_SHORT TASK_. Repeat the listing in full, preserving every character.

[Start of RECORDS FOR PROCESSING]

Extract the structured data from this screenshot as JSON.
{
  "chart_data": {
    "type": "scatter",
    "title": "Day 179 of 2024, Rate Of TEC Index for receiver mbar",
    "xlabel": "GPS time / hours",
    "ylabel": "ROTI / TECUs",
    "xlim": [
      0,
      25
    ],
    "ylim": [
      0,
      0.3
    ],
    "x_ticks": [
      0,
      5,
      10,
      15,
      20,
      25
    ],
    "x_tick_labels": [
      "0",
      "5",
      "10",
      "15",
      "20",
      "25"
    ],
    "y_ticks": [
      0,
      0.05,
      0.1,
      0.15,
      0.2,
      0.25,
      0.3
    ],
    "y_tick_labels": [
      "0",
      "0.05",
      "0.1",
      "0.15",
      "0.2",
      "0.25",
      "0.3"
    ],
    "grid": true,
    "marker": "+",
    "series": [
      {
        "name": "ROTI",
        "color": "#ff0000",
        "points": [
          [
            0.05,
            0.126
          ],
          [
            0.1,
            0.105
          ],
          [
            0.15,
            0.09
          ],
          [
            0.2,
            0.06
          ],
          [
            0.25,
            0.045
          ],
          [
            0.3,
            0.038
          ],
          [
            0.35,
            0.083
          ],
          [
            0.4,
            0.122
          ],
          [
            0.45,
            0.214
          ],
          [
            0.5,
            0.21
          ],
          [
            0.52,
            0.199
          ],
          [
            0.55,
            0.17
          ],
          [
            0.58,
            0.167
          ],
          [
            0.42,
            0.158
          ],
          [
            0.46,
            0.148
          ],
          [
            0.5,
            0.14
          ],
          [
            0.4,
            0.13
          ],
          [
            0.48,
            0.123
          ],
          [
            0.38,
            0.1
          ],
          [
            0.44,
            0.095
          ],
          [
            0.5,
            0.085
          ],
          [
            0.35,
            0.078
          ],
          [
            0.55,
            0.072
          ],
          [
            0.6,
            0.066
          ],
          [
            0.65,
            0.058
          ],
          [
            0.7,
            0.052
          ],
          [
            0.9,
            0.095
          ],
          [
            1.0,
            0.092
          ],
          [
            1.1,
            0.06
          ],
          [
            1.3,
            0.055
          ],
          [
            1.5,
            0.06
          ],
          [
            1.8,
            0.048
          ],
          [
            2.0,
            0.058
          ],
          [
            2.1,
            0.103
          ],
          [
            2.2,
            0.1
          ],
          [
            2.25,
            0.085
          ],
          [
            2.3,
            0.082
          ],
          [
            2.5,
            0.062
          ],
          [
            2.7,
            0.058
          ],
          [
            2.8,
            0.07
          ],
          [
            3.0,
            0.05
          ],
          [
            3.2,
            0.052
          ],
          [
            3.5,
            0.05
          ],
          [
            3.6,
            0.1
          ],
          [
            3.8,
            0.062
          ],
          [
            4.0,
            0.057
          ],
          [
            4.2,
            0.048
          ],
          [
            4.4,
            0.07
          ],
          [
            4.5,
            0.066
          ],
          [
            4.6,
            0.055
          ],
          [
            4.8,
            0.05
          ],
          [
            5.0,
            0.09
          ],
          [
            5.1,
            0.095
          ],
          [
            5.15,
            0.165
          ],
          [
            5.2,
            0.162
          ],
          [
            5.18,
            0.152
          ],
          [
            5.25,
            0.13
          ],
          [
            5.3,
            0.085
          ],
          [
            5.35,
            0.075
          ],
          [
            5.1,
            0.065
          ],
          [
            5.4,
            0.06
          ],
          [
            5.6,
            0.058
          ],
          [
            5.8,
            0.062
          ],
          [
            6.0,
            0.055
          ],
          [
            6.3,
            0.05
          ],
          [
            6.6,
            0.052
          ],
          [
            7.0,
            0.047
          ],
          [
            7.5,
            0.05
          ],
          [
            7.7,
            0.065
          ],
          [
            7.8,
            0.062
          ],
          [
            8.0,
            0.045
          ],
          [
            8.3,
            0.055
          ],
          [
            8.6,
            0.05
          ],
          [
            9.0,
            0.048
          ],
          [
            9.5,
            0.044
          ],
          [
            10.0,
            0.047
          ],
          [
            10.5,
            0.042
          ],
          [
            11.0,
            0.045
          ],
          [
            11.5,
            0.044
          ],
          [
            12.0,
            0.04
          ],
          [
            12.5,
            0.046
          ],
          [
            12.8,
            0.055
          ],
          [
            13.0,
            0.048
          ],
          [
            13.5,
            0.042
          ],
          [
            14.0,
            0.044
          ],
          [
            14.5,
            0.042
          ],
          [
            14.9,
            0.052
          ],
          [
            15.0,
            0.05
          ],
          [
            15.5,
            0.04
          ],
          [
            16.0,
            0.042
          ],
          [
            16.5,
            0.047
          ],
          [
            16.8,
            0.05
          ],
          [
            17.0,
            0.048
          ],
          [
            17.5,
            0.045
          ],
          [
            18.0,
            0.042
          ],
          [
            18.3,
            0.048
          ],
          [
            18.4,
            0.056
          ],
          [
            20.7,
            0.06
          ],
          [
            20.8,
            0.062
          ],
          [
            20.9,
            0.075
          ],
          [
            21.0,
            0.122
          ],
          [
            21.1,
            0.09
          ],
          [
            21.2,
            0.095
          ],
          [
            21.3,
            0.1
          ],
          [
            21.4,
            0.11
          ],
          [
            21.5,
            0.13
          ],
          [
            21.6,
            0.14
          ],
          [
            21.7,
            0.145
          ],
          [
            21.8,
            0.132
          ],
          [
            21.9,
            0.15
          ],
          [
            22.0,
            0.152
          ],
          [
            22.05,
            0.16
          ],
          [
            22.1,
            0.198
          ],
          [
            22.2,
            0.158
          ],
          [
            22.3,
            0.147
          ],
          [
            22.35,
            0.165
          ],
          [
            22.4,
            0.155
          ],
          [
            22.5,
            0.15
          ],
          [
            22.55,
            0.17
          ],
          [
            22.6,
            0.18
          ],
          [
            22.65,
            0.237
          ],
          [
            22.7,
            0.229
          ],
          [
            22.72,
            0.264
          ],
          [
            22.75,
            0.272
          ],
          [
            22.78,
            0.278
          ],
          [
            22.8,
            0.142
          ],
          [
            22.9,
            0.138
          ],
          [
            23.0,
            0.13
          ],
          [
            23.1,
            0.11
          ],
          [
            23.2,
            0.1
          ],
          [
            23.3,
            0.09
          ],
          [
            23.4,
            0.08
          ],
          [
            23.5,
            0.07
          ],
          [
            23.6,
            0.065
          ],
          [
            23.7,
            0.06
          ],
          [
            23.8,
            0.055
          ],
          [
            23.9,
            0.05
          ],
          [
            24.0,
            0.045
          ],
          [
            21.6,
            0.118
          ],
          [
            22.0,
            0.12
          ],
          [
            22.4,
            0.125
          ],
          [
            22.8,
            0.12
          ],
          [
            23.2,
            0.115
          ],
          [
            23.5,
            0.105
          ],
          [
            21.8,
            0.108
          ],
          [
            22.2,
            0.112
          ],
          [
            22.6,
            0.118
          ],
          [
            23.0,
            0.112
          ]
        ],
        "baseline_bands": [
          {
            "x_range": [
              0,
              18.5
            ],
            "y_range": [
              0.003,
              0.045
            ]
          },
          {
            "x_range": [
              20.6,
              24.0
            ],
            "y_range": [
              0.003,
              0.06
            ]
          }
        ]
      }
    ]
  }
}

[End of RECORDS FOR PROCESSING]

_SOLUTION TO THIS EXERCISE_.
Extract the structured data from this screenshot as JSON.
{
  "chart_data": {
    "type": "scatter",
    "title": "Day 179 of 2024, Rate Of TEC Index for receiver mbar",
    "xlabel": "GPS time / hours",
    "ylabel": "ROTI / TECUs",
    "xlim": [
      0,
      25
    ],
    "ylim": [
      0,
      0.3
    ],
    "x_ticks": [
      0,
      5,
      10,
      15,
      20,
      25
    ],
    "x_tick_labels": [
      "0",
      "5",
      "10",
      "15",
      "20",
      "25"
    ],
    "y_ticks": [
      0,
      0.05,
      0.1,
      0.15,
      0.2,
      0.25,
      0.3
    ],
    "y_tick_labels": [
      "0",
      "0.05",
      "0.1",
      "0.15",
      "0.2",
      "0.25",
      "0.3"
    ],
    "grid": true,
    "marker": "+",
    "series": [
      {
        "name": "ROTI",
        "color": "#ff0000",
        "points": [
          [
            0.05,
            0.126
          ],
          [
            0.1,
            0.105
          ],
          [
            0.15,
            0.09
          ],
          [
            0.2,
            0.06
          ],
          [
            0.25,
            0.045
          ],
          [
            0.3,
            0.038
          ],
          [
            0.35,
            0.083
          ],
          [
            0.4,
            0.122
          ],
          [
            0.45,
            0.214
          ],
          [
            0.5,
            0.21
          ],
          [
            0.52,
            0.199
          ],
          [
            0.55,
            0.17
          ],
          [
            0.58,
            0.167
          ],
          [
            0.42,
            0.158
          ],
          [
            0.46,
            0.148
          ],
          [
            0.5,
            0.14
          ],
          [
            0.4,
            0.13
          ],
          [
            0.48,
            0.123
          ],
          [
            0.38,
            0.1
          ],
          [
            0.44,
            0.095
          ],
          [
            0.5,
            0.085
          ],
          [
            0.35,
            0.078
          ],
          [
            0.55,
            0.072
          ],
          [
            0.6,
            0.066
          ],
          [
            0.65,
            0.058
          ],
          [
            0.7,
            0.052
          ],
          [
            0.9,
            0.095
          ],
          [
            1.0,
            0.092
          ],
          [
            1.1,
            0.06
          ],
          [
            1.3,
            0.055
          ],
          [
            1.5,
            0.06
          ],
          [
            1.8,
            0.048
          ],
          [
            2.0,
            0.058
          ],
          [
            2.1,
            0.103
          ],
          [
            2.2,
            0.1
          ],
          [
            2.25,
            0.085
          ],
          [
            2.3,
            0.082
          ],
          [
            2.5,
            0.062
          ],
          [
            2.7,
            0.058
          ],
          [
            2.8,
            0.07
          ],
          [
            3.0,
            0.05
          ],
          [
            3.2,
            0.052
          ],
          [
            3.5,
            0.05
          ],
          [
            3.6,
            0.1
          ],
          [
            3.8,
            0.062
          ],
          [
            4.0,
            0.057
          ],
          [
            4.2,
            0.048
          ],
          [
            4.4,
            0.07
          ],
          [
            4.5,
            0.066
          ],
          [
            4.6,
            0.055
          ],
          [
            4.8,
            0.05
          ],
          [
            5.0,
            0.09
          ],
          [
            5.1,
            0.095
          ],
          [
            5.15,
            0.165
          ],
          [
            5.2,
            0.162
          ],
          [
            5.18,
            0.152
          ],
          [
            5.25,
            0.13
          ],
          [
            5.3,
            0.085
          ],
          [
            5.35,
            0.075
          ],
          [
            5.1,
            0.065
          ],
          [
            5.4,
            0.06
          ],
          [
            5.6,
            0.058
          ],
          [
            5.8,
            0.062
          ],
          [
            6.0,
            0.055
          ],
          [
            6.3,
            0.05
          ],
          [
            6.6,
            0.052
          ],
          [
            7.0,
            0.047
          ],
          [
            7.5,
            0.05
          ],
          [
            7.7,
            0.065
          ],
          [
            7.8,
            0.062
          ],
          [
            8.0,
            0.045
          ],
          [
            8.3,
            0.055
          ],
          [
            8.6,
            0.05
          ],
          [
            9.0,
            0.048
          ],
          [
            9.5,
            0.044
          ],
          [
            10.0,
            0.047
          ],
          [
            10.5,
            0.042
          ],
          [
            11.0,
            0.045
          ],
          [
            11.5,
            0.044
          ],
          [
            12.0,
            0.04
          ],
          [
            12.5,
            0.046
          ],
          [
            12.8,
            0.055
          ],
          [
            13.0,
            0.048
          ],
          [
            13.5,
            0.042
          ],
          [
            14.0,
            0.044
          ],
          [
            14.5,
            0.042
          ],
          [
            14.9,
            0.052
          ],
          [
            15.0,
            0.05
          ],
          [
            15.5,
            0.04
          ],
          [
            16.0,
            0.042
          ],
          [
            16.5,
            0.047
          ],
          [
            16.8,
            0.05
          ],
          [
            17.0,
            0.048
          ],
          [
            17.5,
            0.045
          ],
          [
            18.0,
            0.042
          ],
          [
            18.3,
            0.048
          ],
          [
            18.4,
            0.056
          ],
          [
            20.7,
            0.06
          ],
          [
            20.8,
            0.062
          ],
          [
            20.9,
            0.075
          ],
          [
            21.0,
            0.122
          ],
          [
            21.1,
            0.09
          ],
          [
            21.2,
            0.095
          ],
          [
            21.3,
            0.1
          ],
          [
            21.4,
            0.11
          ],
          [
            21.5,
            0.13
          ],
          [
            21.6,
            0.14
          ],
          [
            21.7,
            0.145
          ],
          [
            21.8,
            0.132
          ],
          [
            21.9,
            0.15
          ],
          [
            22.0,
            0.152
          ],
          [
            22.05,
            0.16
          ],
          [
            22.1,
            0.198
          ],
          [
            22.2,
            0.158
          ],
          [
            22.3,
            0.147
          ],
          [
            22.35,
            0.165
          ],
          [
            22.4,
            0.155
          ],
          [
            22.5,
            0.15
          ],
          [
            22.55,
            0.17
          ],
          [
            22.6,
            0.18
          ],
          [
            22.65,
            0.237
          ],
          [
            22.7,
            0.229
          ],
          [
            22.72,
            0.264
          ],
          [
            22.75,
            0.272
          ],
          [
            22.78,
            0.278
          ],
          [
            22.8,
            0.142
          ],
          [
            22.9,
            0.138
          ],
          [
            23.0,
            0.13
          ],
          [
            23.1,
            0.11
          ],
          [
            23.2,
            0.1
          ],
          [
            23.3,
            0.09
          ],
          [
            23.4,
            0.08
          ],
          [
            23.5,
            0.07
          ],
          [
            23.6,
            0.065
          ],
          [
            23.7,
            0.06
          ],
          [
            23.8,
            0.055
          ],
          [
            23.9,
            0.05
          ],
          [
            24.0,
            0.045
          ],
          [
            21.6,
            0.118
          ],
          [
            22.0,
            0.12
          ],
          [
            22.4,
            0.125
          ],
          [
            22.8,
            0.12
          ],
          [
            23.2,
            0.115
          ],
          [
            23.5,
            0.105
          ],
          [
            21.8,
            0.108
          ],
          [
            22.2,
            0.112
          ],
          [
            22.6,
            0.118
          ],
          [
            23.0,
            0.112
          ]
        ],
        "baseline_bands": [
          {
            "x_range": [
              0,
              18.5
            ],
            "y_range": [
              0.003,
              0.045
            ]
          },
          {
            "x_range": [
              20.6,
              24.0
            ],
            "y_range": [
              0.003,
              0.06
            ]
          }
        ]
      }
    ]
  }
}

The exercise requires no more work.